■ WHAT YOU SHOULD DO:
Your task is to output the entries below word for word.

■ Dataset records:
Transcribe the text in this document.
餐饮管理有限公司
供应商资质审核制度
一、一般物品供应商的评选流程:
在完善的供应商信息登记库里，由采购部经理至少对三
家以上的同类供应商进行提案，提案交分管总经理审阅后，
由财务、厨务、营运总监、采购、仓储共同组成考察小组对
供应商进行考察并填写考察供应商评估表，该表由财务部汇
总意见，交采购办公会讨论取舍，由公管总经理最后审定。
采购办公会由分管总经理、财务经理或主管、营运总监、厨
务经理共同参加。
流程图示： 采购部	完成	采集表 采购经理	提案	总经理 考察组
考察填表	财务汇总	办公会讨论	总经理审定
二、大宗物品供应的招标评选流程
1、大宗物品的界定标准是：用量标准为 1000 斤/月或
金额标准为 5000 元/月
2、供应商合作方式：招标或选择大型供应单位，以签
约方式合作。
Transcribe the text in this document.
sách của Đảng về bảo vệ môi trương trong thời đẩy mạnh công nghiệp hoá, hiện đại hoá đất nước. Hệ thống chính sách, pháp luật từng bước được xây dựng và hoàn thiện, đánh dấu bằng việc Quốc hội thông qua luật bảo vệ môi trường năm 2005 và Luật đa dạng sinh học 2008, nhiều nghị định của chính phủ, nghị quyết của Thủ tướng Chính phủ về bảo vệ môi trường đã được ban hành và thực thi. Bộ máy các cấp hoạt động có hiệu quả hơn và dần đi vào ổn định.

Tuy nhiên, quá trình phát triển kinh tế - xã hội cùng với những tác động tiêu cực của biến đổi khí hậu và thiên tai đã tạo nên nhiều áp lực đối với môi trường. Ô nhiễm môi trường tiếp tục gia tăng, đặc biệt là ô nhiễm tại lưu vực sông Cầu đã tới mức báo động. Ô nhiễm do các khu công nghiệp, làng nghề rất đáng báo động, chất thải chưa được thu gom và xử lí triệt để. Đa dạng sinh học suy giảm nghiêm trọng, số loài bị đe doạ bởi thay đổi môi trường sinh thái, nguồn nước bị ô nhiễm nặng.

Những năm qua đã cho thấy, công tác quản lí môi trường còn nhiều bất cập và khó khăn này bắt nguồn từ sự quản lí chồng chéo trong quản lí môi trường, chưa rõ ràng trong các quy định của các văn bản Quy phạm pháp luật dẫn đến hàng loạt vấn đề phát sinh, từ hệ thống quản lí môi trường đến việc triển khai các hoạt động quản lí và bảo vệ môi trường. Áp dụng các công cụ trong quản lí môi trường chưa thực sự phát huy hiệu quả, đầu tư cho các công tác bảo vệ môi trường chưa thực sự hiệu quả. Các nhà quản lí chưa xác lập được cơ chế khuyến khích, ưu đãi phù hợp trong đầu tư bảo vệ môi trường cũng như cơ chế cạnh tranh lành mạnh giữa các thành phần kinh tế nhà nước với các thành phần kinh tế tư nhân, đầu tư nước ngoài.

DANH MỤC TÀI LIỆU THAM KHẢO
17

■ RESPONSE TO THE EXERCISE:
Transcribe the text in this document.
餐饮管理有限公司
供应商资质审核制度
一、一般物品供应商的评选流程:
在完善的供应商信息登记库里，由采购部经理至少对三
家以上的同类供应商进行提案，提案交分管总经理审阅后，
由财务、厨务、营运总监、采购、仓储共同组成考察小组对
供应商进行考察并填写考察供应商评估表，该表由财务部汇
总意见，交采购办公会讨论取舍，由公管总经理最后审定。
采购办公会由分管总经理、财务经理或主管、营运总监、厨
务经理共同参加。
流程图示： 采购部	完成	采集表 采购经理	提案	总经理 考察组
考察填表	财务汇总	办公会讨论	总经理审定
二、大宗物品供应的招标评选流程
1、大宗物品的界定标准是：用量标准为 1000 斤/月或
金额标准为 5000 元/月
2、供应商合作方式：招标或选择大型供应单位，以签
约方式合作。
Transcribe the text in this document.
sách của Đảng về bảo vệ môi trương trong thời đẩy mạnh công nghiệp hoá, hiện đại hoá đất nước. Hệ thống chính sách, pháp luật từng bước được xây dựng và hoàn thiện, đánh dấu bằng việc Quốc hội thông qua luật bảo vệ môi trường năm 2005 và Luật đa dạng sinh học 2008, nhiều nghị định của chính phủ, nghị quyết của Thủ tướng Chính phủ về bảo vệ môi trường đã được ban hành và thực thi. Bộ máy các cấp hoạt động có hiệu quả hơn và dần đi vào ổn định.

Tuy nhiên, quá trình phát triển kinh tế - xã hội cùng với những tác động tiêu cực của biến đổi khí hậu và thiên tai đã tạo nên nhiều áp lực đối với môi trường. Ô nhiễm môi trường tiếp tục gia tăng, đặc biệt là ô nhiễm tại lưu vực sông Cầu đã tới mức báo động. Ô nhiễm do các khu công nghiệp, làng nghề rất đáng báo động, chất thải chưa được thu gom và xử lí triệt để. Đa dạng sinh học suy giảm nghiêm trọng, số loài bị đe doạ bởi thay đổi môi trường sinh thái, nguồn nước bị ô nhiễm nặng.

Những năm qua đã cho thấy, công tác quản lí môi trường còn nhiều bất cập và khó khăn này bắt nguồn từ sự quản lí chồng chéo trong quản lí môi trường, chưa rõ ràng trong các quy định của các văn bản Quy phạm pháp luật dẫn đến hàng loạt vấn đề phát sinh, từ hệ thống quản lí môi trường đến việc triển khai các hoạt động quản lí và bảo vệ môi trường. Áp dụng các công cụ trong quản lí môi trường chưa thực sự phát huy hiệu quả, đầu tư cho các công tác bảo vệ môi trường chưa thực sự hiệu quả. Các nhà quản lí chưa xác lập được cơ chế khuyến khích, ưu đãi phù hợp trong đầu tư bảo vệ môi trường cũng như cơ chế cạnh tranh lành mạnh giữa các thành phần kinh tế nhà nước với các thành phần kinh tế tư nhân, đầu tư nước ngoài.

DANH MỤC TÀI LIỆU THAM KHẢO
17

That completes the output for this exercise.